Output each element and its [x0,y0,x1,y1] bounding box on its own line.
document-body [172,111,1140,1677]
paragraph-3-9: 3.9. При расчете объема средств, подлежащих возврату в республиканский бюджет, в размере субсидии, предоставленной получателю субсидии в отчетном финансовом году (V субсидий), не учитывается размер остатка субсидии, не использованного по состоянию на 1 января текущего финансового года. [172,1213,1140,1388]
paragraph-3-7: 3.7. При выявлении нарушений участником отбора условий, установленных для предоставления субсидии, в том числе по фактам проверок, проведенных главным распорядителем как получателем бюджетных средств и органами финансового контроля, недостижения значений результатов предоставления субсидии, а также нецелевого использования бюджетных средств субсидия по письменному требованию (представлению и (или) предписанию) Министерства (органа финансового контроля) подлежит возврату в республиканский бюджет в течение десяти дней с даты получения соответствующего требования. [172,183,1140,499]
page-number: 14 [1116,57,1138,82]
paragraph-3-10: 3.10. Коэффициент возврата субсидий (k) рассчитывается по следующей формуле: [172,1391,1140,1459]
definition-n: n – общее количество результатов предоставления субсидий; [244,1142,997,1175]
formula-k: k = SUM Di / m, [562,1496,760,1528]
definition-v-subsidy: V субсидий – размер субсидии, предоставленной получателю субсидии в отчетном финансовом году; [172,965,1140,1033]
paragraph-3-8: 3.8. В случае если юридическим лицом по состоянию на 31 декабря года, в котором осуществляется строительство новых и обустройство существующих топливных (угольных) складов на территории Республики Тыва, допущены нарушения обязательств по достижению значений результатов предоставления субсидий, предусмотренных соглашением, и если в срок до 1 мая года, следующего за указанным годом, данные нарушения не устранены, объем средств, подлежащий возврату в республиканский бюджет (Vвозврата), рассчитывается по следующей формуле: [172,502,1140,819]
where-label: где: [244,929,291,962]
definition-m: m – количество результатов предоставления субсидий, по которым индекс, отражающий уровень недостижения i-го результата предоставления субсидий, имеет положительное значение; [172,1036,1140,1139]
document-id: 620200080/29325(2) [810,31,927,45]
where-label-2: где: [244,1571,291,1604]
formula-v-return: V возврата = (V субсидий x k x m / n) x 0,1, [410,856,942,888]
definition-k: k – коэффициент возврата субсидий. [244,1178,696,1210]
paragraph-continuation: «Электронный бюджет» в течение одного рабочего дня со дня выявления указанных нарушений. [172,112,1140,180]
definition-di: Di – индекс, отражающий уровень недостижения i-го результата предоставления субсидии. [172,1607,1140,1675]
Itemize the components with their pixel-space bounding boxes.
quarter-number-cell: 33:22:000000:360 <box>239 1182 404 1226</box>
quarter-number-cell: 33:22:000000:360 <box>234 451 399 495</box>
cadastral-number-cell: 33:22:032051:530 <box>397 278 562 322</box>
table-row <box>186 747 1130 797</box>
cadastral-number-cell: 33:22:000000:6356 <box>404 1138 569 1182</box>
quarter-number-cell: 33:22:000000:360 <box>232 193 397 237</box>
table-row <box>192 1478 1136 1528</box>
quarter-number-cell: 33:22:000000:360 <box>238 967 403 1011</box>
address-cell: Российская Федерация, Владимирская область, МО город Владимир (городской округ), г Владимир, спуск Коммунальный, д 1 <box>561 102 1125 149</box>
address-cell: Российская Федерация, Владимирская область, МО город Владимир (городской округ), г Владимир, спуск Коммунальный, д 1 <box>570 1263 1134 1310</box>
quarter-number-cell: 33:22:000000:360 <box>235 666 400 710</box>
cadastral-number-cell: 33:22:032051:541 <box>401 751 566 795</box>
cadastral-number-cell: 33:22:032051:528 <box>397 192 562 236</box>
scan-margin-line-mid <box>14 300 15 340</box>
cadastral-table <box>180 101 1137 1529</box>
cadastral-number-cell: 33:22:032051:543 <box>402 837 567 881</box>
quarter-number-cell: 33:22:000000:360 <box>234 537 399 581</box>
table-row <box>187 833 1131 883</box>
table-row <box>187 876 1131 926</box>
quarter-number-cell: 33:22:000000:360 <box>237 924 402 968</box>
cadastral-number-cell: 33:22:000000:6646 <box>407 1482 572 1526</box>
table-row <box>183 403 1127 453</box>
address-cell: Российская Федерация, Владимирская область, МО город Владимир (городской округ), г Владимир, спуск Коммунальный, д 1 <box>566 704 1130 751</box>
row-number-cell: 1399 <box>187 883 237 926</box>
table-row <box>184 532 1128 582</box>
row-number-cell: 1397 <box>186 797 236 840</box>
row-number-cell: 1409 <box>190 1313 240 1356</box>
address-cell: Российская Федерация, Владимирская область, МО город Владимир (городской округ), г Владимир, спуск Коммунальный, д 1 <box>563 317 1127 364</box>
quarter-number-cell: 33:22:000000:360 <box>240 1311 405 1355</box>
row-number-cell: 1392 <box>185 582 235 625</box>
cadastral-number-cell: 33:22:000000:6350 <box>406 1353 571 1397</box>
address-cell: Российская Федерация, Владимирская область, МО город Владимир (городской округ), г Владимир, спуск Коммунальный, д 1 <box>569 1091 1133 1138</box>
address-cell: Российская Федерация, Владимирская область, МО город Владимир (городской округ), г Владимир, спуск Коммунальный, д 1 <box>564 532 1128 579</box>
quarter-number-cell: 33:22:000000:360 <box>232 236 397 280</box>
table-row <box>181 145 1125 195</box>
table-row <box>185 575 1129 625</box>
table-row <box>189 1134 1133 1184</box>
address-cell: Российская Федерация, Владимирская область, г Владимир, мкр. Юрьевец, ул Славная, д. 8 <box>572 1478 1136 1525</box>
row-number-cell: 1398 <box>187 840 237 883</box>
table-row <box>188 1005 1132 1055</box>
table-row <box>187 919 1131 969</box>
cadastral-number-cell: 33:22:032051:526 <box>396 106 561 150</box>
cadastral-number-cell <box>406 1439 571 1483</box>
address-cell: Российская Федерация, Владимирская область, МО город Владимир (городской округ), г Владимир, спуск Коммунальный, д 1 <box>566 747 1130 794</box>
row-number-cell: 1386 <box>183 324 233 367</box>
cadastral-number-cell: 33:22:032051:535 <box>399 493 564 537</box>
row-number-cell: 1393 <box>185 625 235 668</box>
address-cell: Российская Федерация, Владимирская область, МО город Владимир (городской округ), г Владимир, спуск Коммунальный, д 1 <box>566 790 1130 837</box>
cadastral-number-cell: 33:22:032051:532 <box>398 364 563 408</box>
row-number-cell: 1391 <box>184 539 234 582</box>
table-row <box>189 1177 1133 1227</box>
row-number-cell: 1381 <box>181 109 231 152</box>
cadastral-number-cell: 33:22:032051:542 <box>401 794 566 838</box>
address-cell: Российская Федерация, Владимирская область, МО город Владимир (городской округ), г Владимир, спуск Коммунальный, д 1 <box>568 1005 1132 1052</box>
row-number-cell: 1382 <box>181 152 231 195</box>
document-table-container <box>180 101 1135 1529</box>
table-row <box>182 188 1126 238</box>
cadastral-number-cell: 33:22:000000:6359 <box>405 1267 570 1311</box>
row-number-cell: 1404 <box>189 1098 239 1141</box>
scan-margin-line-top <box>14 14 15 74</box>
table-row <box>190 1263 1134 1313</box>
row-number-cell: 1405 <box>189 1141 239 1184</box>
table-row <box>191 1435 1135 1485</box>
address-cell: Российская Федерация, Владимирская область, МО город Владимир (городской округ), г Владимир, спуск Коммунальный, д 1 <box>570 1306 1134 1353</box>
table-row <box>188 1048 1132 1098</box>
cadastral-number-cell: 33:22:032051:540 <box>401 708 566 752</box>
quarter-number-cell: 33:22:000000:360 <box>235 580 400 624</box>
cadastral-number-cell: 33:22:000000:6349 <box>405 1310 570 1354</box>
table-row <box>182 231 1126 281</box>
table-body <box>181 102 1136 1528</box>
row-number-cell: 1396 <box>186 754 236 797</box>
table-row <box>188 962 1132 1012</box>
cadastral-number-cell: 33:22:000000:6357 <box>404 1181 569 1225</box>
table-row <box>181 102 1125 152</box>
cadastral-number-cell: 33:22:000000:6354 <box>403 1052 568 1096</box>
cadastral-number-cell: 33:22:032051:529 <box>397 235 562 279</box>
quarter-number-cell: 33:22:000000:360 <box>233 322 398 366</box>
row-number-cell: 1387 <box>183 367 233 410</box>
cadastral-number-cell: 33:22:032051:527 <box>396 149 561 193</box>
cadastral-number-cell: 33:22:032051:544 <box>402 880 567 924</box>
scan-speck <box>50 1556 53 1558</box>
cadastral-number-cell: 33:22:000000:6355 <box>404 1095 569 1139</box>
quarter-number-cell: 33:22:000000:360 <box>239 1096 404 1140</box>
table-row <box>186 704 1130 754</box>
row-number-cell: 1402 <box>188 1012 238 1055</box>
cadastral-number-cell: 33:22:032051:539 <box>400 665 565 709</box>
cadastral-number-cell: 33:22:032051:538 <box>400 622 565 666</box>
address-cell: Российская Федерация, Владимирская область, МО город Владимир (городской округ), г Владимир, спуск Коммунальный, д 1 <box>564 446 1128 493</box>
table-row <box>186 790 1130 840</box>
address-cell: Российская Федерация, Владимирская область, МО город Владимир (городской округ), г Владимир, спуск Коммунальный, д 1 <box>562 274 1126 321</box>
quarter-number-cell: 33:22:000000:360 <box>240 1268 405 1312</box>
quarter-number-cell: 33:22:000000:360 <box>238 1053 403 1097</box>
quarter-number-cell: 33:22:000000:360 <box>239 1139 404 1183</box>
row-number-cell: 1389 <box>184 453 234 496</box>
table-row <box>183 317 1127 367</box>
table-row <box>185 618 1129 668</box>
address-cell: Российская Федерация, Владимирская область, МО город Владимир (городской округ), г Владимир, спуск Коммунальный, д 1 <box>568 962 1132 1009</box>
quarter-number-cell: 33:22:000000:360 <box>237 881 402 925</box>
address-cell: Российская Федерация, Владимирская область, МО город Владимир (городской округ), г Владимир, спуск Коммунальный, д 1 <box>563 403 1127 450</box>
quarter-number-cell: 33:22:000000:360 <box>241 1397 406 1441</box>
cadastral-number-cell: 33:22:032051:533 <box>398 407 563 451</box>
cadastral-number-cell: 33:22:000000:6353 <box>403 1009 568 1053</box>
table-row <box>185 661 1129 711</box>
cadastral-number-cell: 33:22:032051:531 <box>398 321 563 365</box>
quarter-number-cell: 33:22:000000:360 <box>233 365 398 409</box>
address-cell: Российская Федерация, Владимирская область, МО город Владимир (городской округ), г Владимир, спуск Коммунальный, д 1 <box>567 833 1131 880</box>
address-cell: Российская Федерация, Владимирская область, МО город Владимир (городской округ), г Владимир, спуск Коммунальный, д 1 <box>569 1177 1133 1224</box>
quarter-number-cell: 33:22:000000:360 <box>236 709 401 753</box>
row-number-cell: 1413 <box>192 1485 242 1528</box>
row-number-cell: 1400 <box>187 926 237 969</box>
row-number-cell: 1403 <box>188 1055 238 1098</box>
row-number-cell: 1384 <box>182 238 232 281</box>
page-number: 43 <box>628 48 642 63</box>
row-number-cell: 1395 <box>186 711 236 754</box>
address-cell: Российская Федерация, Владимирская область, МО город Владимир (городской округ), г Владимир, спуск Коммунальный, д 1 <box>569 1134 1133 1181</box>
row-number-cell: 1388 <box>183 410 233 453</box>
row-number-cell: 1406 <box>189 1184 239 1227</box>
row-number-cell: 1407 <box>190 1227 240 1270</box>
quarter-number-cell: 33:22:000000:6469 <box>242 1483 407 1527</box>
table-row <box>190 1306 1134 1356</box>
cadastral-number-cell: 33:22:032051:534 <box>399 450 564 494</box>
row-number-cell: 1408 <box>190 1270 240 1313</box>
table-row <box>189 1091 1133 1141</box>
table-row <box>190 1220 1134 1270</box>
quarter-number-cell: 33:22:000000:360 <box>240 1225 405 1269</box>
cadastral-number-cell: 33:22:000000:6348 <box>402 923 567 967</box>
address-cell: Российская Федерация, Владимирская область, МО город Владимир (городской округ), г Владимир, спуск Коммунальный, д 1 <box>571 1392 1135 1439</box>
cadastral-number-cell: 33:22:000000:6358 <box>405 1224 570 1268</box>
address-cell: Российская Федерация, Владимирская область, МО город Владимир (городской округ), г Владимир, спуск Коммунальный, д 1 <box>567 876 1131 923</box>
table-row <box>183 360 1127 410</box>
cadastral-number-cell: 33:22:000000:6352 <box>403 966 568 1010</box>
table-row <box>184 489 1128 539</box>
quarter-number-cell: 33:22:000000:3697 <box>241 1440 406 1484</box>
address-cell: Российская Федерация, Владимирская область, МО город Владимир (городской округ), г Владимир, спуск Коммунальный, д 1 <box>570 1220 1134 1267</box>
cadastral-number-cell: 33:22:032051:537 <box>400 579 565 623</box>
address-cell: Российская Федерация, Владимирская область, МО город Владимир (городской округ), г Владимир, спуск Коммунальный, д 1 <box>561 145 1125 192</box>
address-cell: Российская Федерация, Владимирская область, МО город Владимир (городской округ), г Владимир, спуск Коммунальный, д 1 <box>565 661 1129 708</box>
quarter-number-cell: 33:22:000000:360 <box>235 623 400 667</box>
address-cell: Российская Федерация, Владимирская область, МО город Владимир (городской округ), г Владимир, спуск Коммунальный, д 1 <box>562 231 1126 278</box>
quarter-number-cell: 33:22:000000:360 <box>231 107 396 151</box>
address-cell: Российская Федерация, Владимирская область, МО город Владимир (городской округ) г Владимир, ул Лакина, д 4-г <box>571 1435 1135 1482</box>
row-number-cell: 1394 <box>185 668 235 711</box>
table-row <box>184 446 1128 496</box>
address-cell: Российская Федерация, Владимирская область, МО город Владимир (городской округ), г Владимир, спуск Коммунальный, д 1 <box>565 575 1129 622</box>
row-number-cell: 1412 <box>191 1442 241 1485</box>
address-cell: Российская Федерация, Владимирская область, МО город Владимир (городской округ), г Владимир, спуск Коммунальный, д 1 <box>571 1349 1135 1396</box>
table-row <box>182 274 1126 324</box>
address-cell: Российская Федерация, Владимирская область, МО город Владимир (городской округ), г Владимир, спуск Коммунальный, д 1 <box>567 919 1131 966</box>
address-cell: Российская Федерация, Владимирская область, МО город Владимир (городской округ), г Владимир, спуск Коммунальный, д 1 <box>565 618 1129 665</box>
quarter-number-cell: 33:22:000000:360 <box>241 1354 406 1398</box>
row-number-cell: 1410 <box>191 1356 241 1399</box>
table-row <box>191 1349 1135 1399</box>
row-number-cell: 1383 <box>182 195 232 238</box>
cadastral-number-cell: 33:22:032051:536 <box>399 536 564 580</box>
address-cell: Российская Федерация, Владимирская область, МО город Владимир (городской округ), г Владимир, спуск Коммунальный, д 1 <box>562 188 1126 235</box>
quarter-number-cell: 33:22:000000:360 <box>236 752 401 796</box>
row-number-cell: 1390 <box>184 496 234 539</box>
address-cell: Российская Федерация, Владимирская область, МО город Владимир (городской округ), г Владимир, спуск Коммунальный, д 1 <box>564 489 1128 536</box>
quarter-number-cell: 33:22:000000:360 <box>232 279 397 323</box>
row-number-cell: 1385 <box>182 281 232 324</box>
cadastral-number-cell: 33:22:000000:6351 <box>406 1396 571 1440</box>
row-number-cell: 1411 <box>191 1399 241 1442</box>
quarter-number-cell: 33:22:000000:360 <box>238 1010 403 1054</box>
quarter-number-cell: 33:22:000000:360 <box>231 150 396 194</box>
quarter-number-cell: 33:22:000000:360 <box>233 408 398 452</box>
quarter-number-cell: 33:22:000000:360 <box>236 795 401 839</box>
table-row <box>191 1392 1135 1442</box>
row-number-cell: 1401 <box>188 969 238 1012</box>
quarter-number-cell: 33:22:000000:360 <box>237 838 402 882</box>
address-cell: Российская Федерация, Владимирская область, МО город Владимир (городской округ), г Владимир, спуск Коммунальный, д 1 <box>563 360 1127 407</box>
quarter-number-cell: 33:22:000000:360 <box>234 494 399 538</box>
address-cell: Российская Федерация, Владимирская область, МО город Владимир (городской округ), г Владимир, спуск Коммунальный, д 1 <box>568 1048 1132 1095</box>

# # # # # # #

**Enunciado do exercício:**
Reúna todas as linhas das entradas acima em que aparece a palavra "line".

**Resposta do exercício:**
Output each element and its [x0,y0,x1,y1] bounding box on its own line.
scan-margin-line-mid <box>14 300 15 340</box>
scan-margin-line-top <box>14 14 15 74</box>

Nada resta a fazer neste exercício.